## start Data for the task

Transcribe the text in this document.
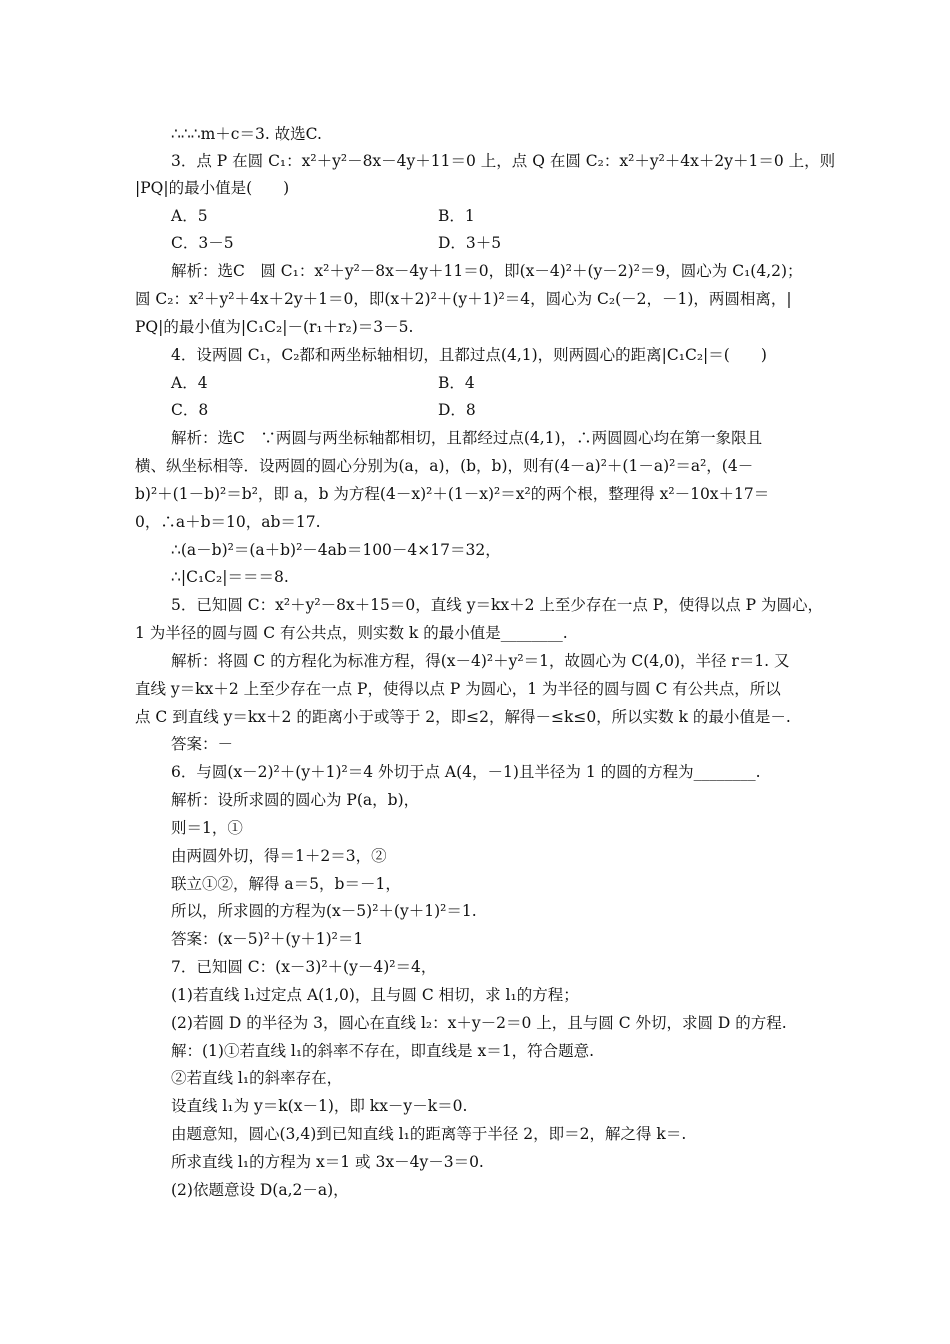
∴∴∴m＋c＝3. 故选C.
3．点 P 在圆 C₁：x²＋y²－8x－4y＋11＝0 上，点 Q 在圆 C₂：x²＋y²＋4x＋2y＋1＝0 上，则
|PQ|的最小值是(　　)
A．5	B．1
C．3－5	D．3＋5
解析：选C　圆 C₁：x²＋y²－8x－4y＋11＝0，即(x－4)²＋(y－2)²＝9，圆心为 C₁(4,2)；
圆 C₂：x²＋y²＋4x＋2y＋1＝0，即(x＋2)²＋(y＋1)²＝4，圆心为 C₂(－2，－1)，两圆相离，|
PQ|的最小值为|C₁C₂|－(r₁＋r₂)＝3－5.
4．设两圆 C₁，C₂都和两坐标轴相切，且都过点(4,1)，则两圆心的距离|C₁C₂|＝(　　)
A．4	B．4
C．8	D．8
解析：选C　∵两圆与两坐标轴都相切，且都经过点(4,1)，∴两圆圆心均在第一象限且
横、纵坐标相等．设两圆的圆心分别为(a，a)，(b，b)，则有(4－a)²＋(1－a)²＝a²，(4－
b)²＋(1－b)²＝b²，即 a，b 为方程(4－x)²＋(1－x)²＝x²的两个根，整理得 x²－10x＋17＝
0，∴a＋b＝10，ab＝17.
∴(a－b)²＝(a＋b)²－4ab＝100－4×17＝32，
∴|C₁C₂|＝＝＝8.
5．已知圆 C：x²＋y²－8x＋15＝0，直线 y＝kx＋2 上至少存在一点 P，使得以点 P 为圆心，
1 为半径的圆与圆 C 有公共点，则实数 k 的最小值是________.
解析：将圆 C 的方程化为标准方程，得(x－4)²＋y²＝1，故圆心为 C(4,0)，半径 r＝1. 又
直线 y＝kx＋2 上至少存在一点 P，使得以点 P 为圆心，1 为半径的圆与圆 C 有公共点，所以
点 C 到直线 y＝kx＋2 的距离小于或等于 2，即≤2，解得－≤k≤0，所以实数 k 的最小值是－.
答案：－
6．与圆(x－2)²＋(y＋1)²＝4 外切于点 A(4，－1)且半径为 1 的圆的方程为________.
解析：设所求圆的圆心为 P(a，b)，
则＝1，①
由两圆外切，得＝1＋2＝3，②
联立①②，解得 a＝5，b＝－1，
所以，所求圆的方程为(x－5)²＋(y＋1)²＝1.
答案：(x－5)²＋(y＋1)²＝1
7．已知圆 C：(x－3)²＋(y－4)²＝4，
(1)若直线 l₁过定点 A(1,0)，且与圆 C 相切，求 l₁的方程；
(2)若圆 D 的半径为 3，圆心在直线 l₂：x＋y－2＝0 上，且与圆 C 外切，求圆 D 的方程.
解：(1)①若直线 l₁的斜率不存在，即直线是 x＝1，符合题意.
②若直线 l₁的斜率存在，
设直线 l₁为 y＝k(x－1)，即 kx－y－k＝0.
由题意知，圆心(3,4)到已知直线 l₁的距离等于半径 2，即＝2，解之得 k＝.
所求直线 l₁的方程为 x＝1 或 3x－4y－3＝0.
(2)依题意设 D(a,2－a)，
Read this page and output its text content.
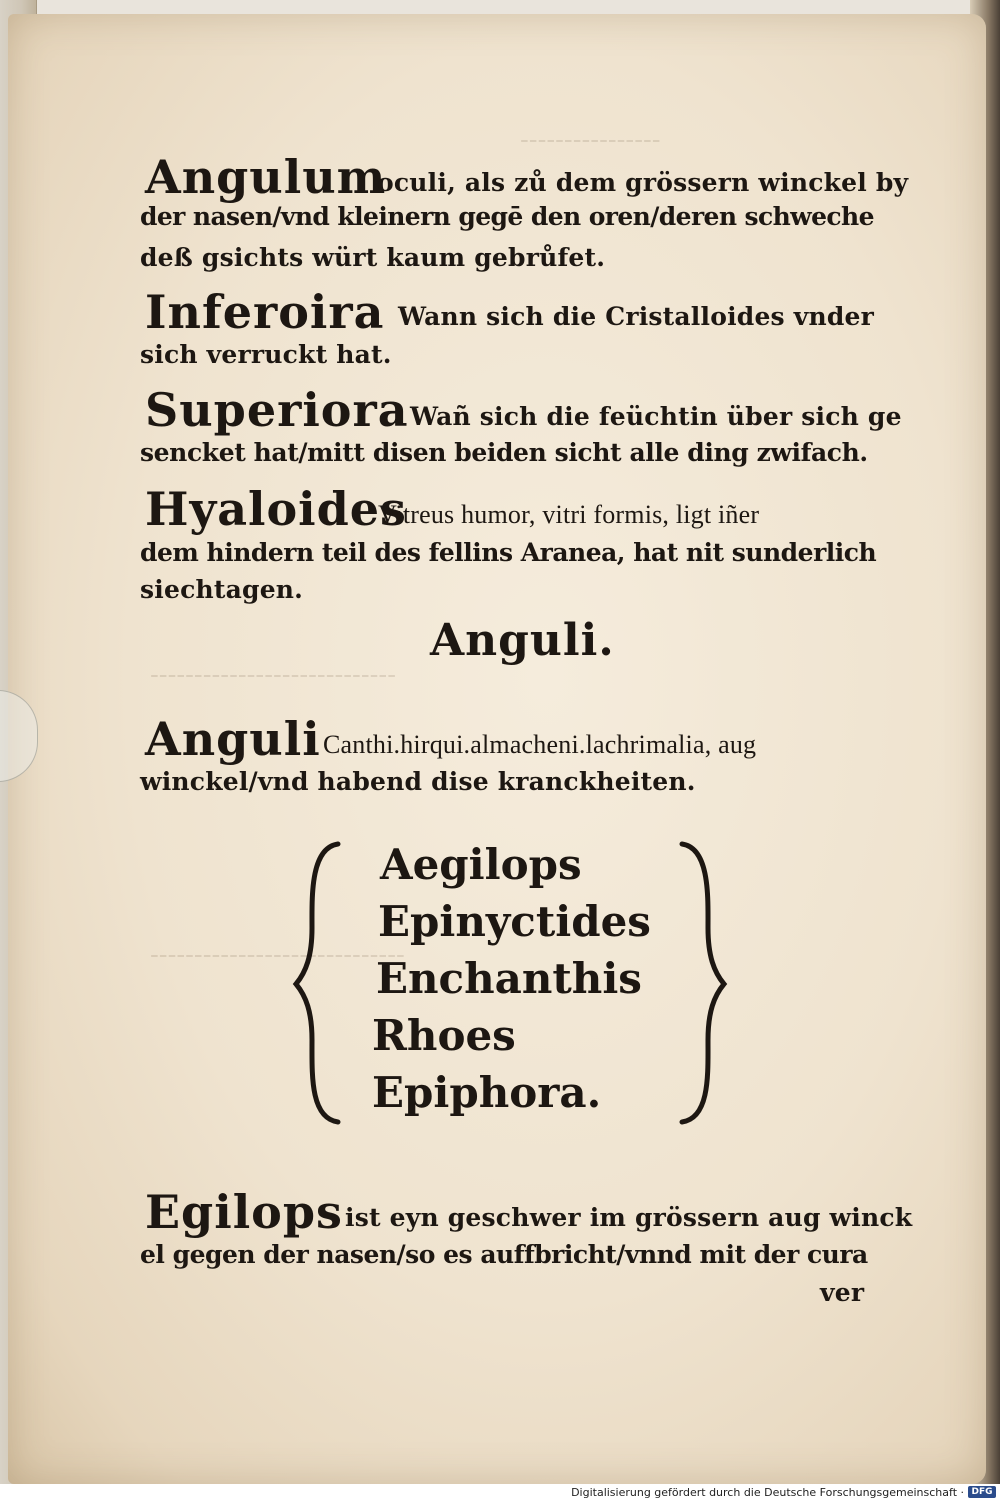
‑‑‑‑‑‑‑‑‑‑‑‑‑‑‑‑
‑‑‑‑‑‑‑‑‑‑‑‑‑‑‑‑‑‑‑‑‑‑‑‑‑‑‑‑
‑‑‑‑‑‑‑‑‑‑‑‑‑‑‑‑‑‑‑‑‑‑‑‑‑‑‑‑‑
Angulum
oculi, als zů dem grössern winckel by
der nasen/vnd kleinern gegē den oren/deren schweche
deß gsichts würt kaum gebrůfet.
Inferoira Wann sich die Cristalloides vnder
sich verruckt hat.
Superiora Wañ sich die feüchtin über sich ge
sencket hat/mitt disen beiden sicht alle ding zwifach.
Hyaloides
Vitreus humor, vitri formis, ligt iñer
dem hindern teil des fellins Aranea, hat nit sunderlich
siechtagen.
Anguli.
Anguli Canthi.hirqui.almacheni.lachrimalia, aug
winckel/vnd habend dise kranckheiten.
Aegilops
Epinyctides
Enchanthis
Rhoes
Epiphora.
Egilops ist eyn geschwer im grössern aug winck
el gegen der nasen/so es auffbricht/vnnd mit der cura
ver
Digitalisierung gefördert durch die Deutsche Forschungsgemeinschaft · DFG
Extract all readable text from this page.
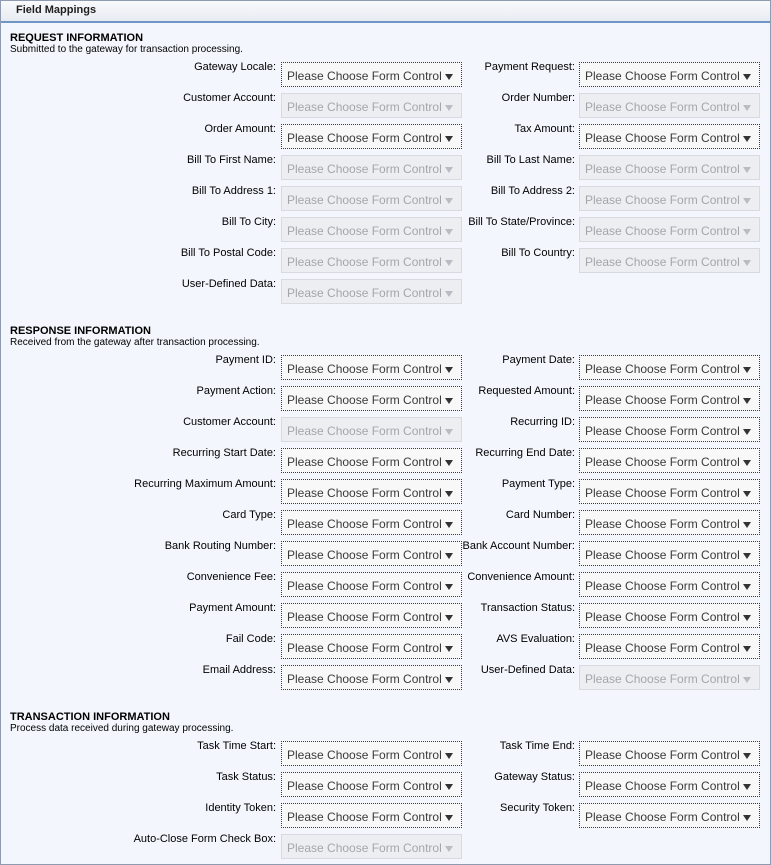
Field Mappings
REQUEST INFORMATION
Submitted to the gateway for transaction processing.
Gateway Locale:
Please Choose Form Control
Payment Request:
Please Choose Form Control
Customer Account:
Please Choose Form Control
Order Number:
Please Choose Form Control
Order Amount:
Please Choose Form Control
Tax Amount:
Please Choose Form Control
Bill To First Name:
Please Choose Form Control
Bill To Last Name:
Please Choose Form Control
Bill To Address 1:
Please Choose Form Control
Bill To Address 2:
Please Choose Form Control
Bill To City:
Please Choose Form Control
Bill To State/Province:
Please Choose Form Control
Bill To Postal Code:
Please Choose Form Control
Bill To Country:
Please Choose Form Control
User-Defined Data:
Please Choose Form Control
RESPONSE INFORMATION
Received from the gateway after transaction processing.
Payment ID:
Please Choose Form Control
Payment Date:
Please Choose Form Control
Payment Action:
Please Choose Form Control
Requested Amount:
Please Choose Form Control
Customer Account:
Please Choose Form Control
Recurring ID:
Please Choose Form Control
Recurring Start Date:
Please Choose Form Control
Recurring End Date:
Please Choose Form Control
Recurring Maximum Amount:
Please Choose Form Control
Payment Type:
Please Choose Form Control
Card Type:
Please Choose Form Control
Card Number:
Please Choose Form Control
Bank Routing Number:
Please Choose Form Control
Bank Account Number:
Please Choose Form Control
Convenience Fee:
Please Choose Form Control
Convenience Amount:
Please Choose Form Control
Payment Amount:
Please Choose Form Control
Transaction Status:
Please Choose Form Control
Fail Code:
Please Choose Form Control
AVS Evaluation:
Please Choose Form Control
Email Address:
Please Choose Form Control
User-Defined Data:
Please Choose Form Control
TRANSACTION INFORMATION
Process data received during gateway processing.
Task Time Start:
Please Choose Form Control
Task Time End:
Please Choose Form Control
Task Status:
Please Choose Form Control
Gateway Status:
Please Choose Form Control
Identity Token:
Please Choose Form Control
Security Token:
Please Choose Form Control
Auto-Close Form Check Box:
Please Choose Form Control
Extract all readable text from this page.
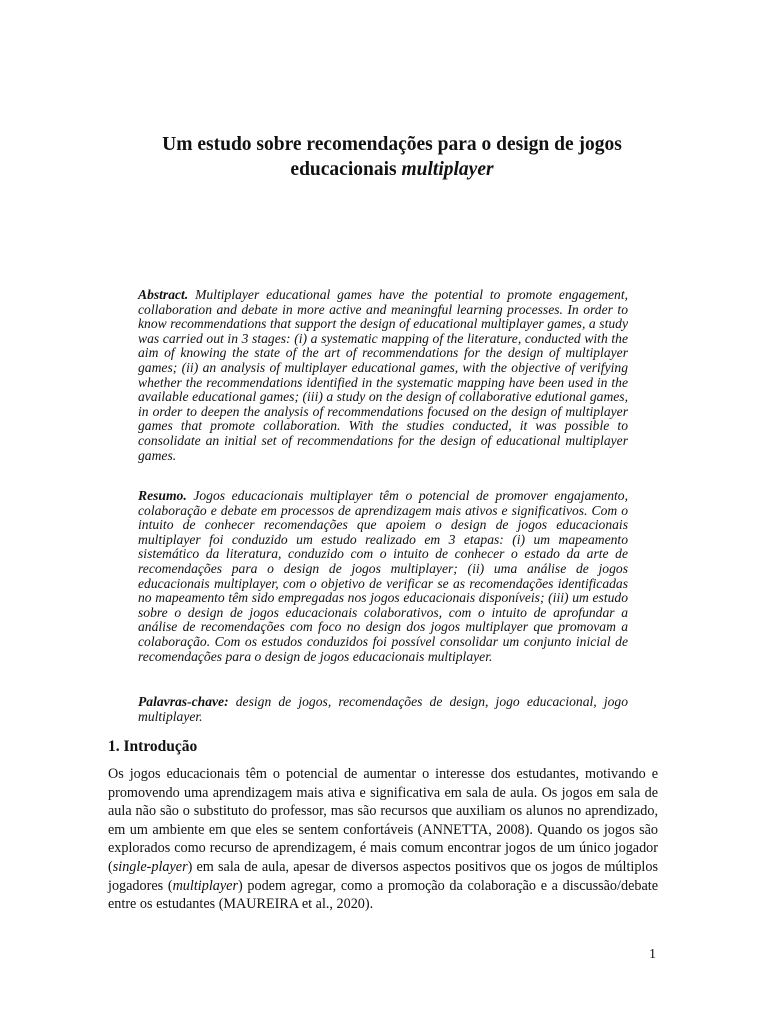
Um estudo sobre recomendações para o design de jogos
educacionais multiplayer
Abstract. Multiplayer educational games have the potential to promote engagement, collaboration and debate in more active and meaningful learning processes. In order to know recommendations that support the design of educational multiplayer games, a study was carried out in 3 stages: (i) a systematic mapping of the literature, conducted with the aim of knowing the state of the art of recommendations for the design of multiplayer games; (ii) an analysis of multiplayer educational games, with the objective of verifying whether the recommendations identified in the systematic mapping have been used in the available educational games; (iii) a study on the design of collaborative edutional games, in order to deepen the analysis of recommendations focused on the design of multiplayer games that promote collaboration. With the studies conducted, it was possible to consolidate an initial set of recommendations for the design of educational multiplayer games.
Resumo. Jogos educacionais multiplayer têm o potencial de promover engajamento, colaboração e debate em processos de aprendizagem mais ativos e significativos. Com o intuito de conhecer recomendações que apoiem o design de jogos educacionais multiplayer foi conduzido um estudo realizado em 3 etapas: (i) um mapeamento sistemático da literatura, conduzido com o intuito de conhecer o estado da arte de recomendações para o design de jogos multiplayer; (ii) uma análise de jogos educacionais multiplayer, com o objetivo de verificar se as recomendações identificadas no mapeamento têm sido empregadas nos jogos educacionais disponíveis; (iii) um estudo sobre o design de jogos educacionais colaborativos, com o intuito de aprofundar a análise de recomendações com foco no design dos jogos multiplayer que promovam a colaboração. Com os estudos conduzidos foi possível consolidar um conjunto inicial de recomendações para o design de jogos educacionais multiplayer.
Palavras-chave: design de jogos, recomendações de design, jogo educacional, jogo multiplayer.
1. Introdução
Os jogos educacionais têm o potencial de aumentar o interesse dos estudantes, motivando e promovendo uma aprendizagem mais ativa e significativa em sala de aula. Os jogos em sala de aula não são o substituto do professor, mas são recursos que auxiliam os alunos no aprendizado, em um ambiente em que eles se sentem confortáveis (ANNETTA, 2008). Quando os jogos são explorados como recurso de aprendizagem, é mais comum encontrar jogos de um único jogador (single-player) em sala de aula, apesar de diversos aspectos positivos que os jogos de múltiplos jogadores (multiplayer) podem agregar, como a promoção da colaboração e a discussão/debate entre os estudantes (MAUREIRA et al., 2020).
1
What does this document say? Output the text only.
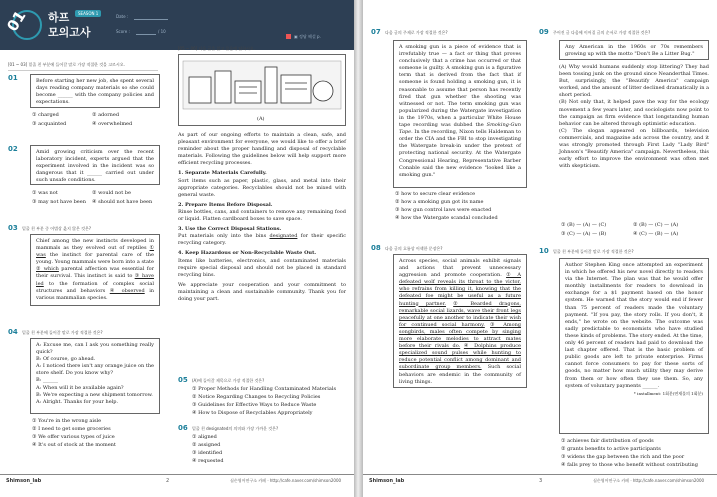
01 하프	SEASON 1
모의고사
Date :
Score :	/ 10
▣ 정답 해설 p.
[01 ~ 03] 밑줄 친 부분에 들어갈 말로 가장 적절한 것을 고르시오.
01	Before starting her new job, she spent several days reading company materials so she could become ______ with the company policies and expectations.
① charged	② adorned
③ acquainted	④ overwhelmed
02	Amid growing criticism over the recent laboratory incident, experts argued that the experiment involved in the incident was so dangerous that it ______ carried out under such unsafe conditions.
① was not	② would not be
③ may not have been ④ should not have been
03 밑줄 친 부분 중 어법상 옳지 않은 것은?
Chief among the new instincts developed in mammals as they evolved out of reptiles ① was the instinct for parental care of the young. Young mammals were born into a state ② which parental affection was essential for their survival. This instinct is said to ③ have led to the formation of complex social structures and behaviors ④ observed in various mammalian species.
04 밑줄 친 부분에 들어갈 말로 가장 적절한 것은?
A: Excuse me, can I ask you something really quick?
B: Of course, go ahead.
A: I noticed there isn't any orange juice on the store shelf. Do you know why?
B: ______
A: When will it be available again?
B: We're expecting a new shipment tomorrow.
A: Alright. Thanks for your help.
① You're in the wrong aisle
② I need to get some groceries
③ We offer various types of juice
④ It's out of stock at the moment
[05 ~ 06] 다음 글을 읽고 물음에 답하시오.
(A)
As part of our ongoing efforts to maintain a clean, safe, and pleasant environment for everyone, we would like to offer a brief reminder about the proper handling and disposal of recyclable materials. Following the guidelines below will help support more efficient recycling processes.
1. Separate Materials Carefully.
Sort items such as paper, plastic, glass, and metal into their appropriate categories. Recyclables should not be mixed with general waste.
2. Prepare Items Before Disposal.
Rinse bottles, cans, and containers to remove any remaining food or liquid. Flatten cardboard boxes to save space.
3. Use the Correct Disposal Stations.
Put materials only into the bins designated for their specific recycling category.
4. Keep Hazardous or Non-Recyclable Waste Out.
Items like batteries, electronics, and contaminated materials require special disposal and should not be placed in standard recycling bins.
We appreciate your cooperation and your commitment to maintaining a clean and sustainable community. Thank you for doing your part.
05 (A)에 들어갈 제목으로 가장 적절한 것은?
① Proper Methods for Handling Contaminated Materials
② Notice Regarding Changes to Recycling Policies
③ Guidelines for Effective Ways to Reduce Waste
④ How to Dispose of Recyclables Appropriately
06 밑줄 친 designated의 의미와 가장 가까운 것은?
① aligned
② assigned
③ identified
④ requested
Shimson_lab	심슨영어연구소 카페 · http://cafe.naver.com/shimson2000
2
07 다음 글의 주제로 가장 적절한 것은?
A smoking gun is a piece of evidence that is irrefutably true — a fact or thing that proves conclusively that a crime has occurred or that someone is guilty. A smoking gun is a figurative term that is derived from the fact that if someone is found holding a smoking gun, it is reasonable to assume that person has recently fired that gun whether the shooting was witnessed or not. The term smoking gun was popularized during the Watergate investigation in the 1970s, when a particular White House tape recording was dubbed the Smoking-Gun Tape. In the recording, Nixon tells Haldeman to order the CIA and the FBI to stop investigating the Watergate break-in under the pretext of protecting national security. At the Watergate Congressional Hearing, Representative Barber Conable said the new evidence "looked like a smoking gun."
① how to secure clear evidence
② how a smoking gun got its name
③ how gun control laws were enacted
④ how the Watergate scandal concluded
08 다음 글의 흐름상 어색한 문장은?
Across species, social animals exhibit signals and actions that prevent unnecessary aggression and promote cooperation. ① A defeated wolf reveals its throat to the victor, who refrains from killing it, knowing that the defeated foe might be useful as a future hunting partner. ② Bearded dragons, remarkable social lizards, wave their front legs peacefully at one another to indicate their wish for continued social harmony. ③ Among songbirds, males often compete by singing more elaborate melodies to attract mates before their rivals do. ④ Dolphins produce specialized sound pulses while hunting to reduce potential conflict among dominant and subordinate group members. Such social behaviors are endemic in the community of living things.
09 주어진 글 다음에 이어질 글의 순서로 가장 적절한 것은?
Any American in the 1960s or 70s remembers growing up with the motto "Don't Be a Litter Bug."
(A) Why would humans suddenly stop littering? They had been tossing junk on the ground since Neanderthal Times. But, surprisingly, the "Beautify America" campaign worked, and the amount of litter declined dramatically in a short period.
(B) Not only that, it helped pave the way for the ecology movement a few years later, and sociologists now point to the campaign as firm evidence that longstanding human behavior can be altered through optimistic education.
(C) The slogan appeared on billboards, television commercials, and magazine ads across the country, and it was strongly promoted through First Lady "Lady Bird" Johnson's "Beautify America" campaign. Nevertheless, this early effort to improve the environment was often met with skepticism.
① (B) — (A) — (C)	② (B) — (C) — (A)
③ (C) — (A) — (B)	④ (C) — (B) — (A)
10 밑줄 친 부분에 들어갈 말로 가장 적절한 것은?
Author Stephen King once attempted an experiment in which he offered his new novel directly to readers via the Internet. The plan was that he would offer monthly installments for readers to download in exchange for a $1 payment based on the honor system. He warned that the story would end if fewer than 75 percent of readers made the voluntary payment. "If you pay, the story rolls. If you don't, it ends," he wrote on the website. The outcome was sadly predictable to economists who have studied these kinds of problems. The story ended. At the time, only 46 percent of readers had paid to download the last chapter offered. That is the basic problem of public goods are left to private enterprise. Firms cannot force consumers to pay for these sorts of goods, no matter how much utility they may derive from them or how often they use them. So, any system of voluntary payments ______.
* installment: 1회분(연재물의 1회분)
① achieves fair distribution of goods
② grants benefits to active participants
③ widens the gap between the rich and the poor
④ falls prey to those who benefit without contributing
Shimson_lab	심슨영어연구소 카페 · http://cafe.naver.com/shimson2000
3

## end Data for the task

Report only the number of lines that hold the word "nasen".

▶ [Reply to the task]: 2